# THE RECORDS start

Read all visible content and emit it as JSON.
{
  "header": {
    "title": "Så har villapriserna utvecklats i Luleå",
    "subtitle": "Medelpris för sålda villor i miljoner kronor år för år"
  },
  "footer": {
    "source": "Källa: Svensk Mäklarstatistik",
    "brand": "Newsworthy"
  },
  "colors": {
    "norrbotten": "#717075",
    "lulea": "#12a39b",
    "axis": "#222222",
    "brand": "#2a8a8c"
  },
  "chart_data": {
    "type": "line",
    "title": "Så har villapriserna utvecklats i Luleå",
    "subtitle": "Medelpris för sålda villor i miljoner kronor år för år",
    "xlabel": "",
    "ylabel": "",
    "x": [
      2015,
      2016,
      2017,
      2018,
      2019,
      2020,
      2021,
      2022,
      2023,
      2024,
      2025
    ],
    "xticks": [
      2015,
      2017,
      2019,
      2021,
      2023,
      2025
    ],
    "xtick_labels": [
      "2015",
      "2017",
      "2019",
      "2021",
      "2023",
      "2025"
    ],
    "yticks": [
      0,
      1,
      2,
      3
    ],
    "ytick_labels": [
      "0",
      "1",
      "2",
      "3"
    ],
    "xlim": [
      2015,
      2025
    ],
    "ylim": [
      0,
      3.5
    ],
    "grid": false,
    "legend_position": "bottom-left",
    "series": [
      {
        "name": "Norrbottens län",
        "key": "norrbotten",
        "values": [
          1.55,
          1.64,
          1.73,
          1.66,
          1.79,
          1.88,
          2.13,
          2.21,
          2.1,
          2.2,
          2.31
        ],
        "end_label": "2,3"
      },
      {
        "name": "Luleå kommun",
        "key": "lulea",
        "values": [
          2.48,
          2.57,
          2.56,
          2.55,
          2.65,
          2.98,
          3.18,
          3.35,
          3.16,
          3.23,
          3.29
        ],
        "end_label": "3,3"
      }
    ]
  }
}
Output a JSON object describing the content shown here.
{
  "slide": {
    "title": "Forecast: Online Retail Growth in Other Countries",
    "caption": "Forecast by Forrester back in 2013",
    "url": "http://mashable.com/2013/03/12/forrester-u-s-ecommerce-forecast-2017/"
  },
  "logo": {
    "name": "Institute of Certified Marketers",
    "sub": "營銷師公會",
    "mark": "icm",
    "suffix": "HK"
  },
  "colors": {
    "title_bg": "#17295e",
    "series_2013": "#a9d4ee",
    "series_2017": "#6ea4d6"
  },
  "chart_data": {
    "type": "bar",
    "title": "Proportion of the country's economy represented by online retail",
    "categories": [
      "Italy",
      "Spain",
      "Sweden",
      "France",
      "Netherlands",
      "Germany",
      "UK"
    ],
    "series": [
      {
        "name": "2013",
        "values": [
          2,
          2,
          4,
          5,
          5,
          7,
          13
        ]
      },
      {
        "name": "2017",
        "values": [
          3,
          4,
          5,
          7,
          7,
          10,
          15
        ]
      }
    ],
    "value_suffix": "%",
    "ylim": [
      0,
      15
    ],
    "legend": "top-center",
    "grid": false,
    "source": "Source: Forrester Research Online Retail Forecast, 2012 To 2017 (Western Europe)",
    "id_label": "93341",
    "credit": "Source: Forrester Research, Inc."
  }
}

# THE RECORDS end

Pull out each line containing the word "content" and copy it.

EXERCISE OUTPUT:
Read all visible content and emit it as JSON.
Output a JSON object describing the content shown here.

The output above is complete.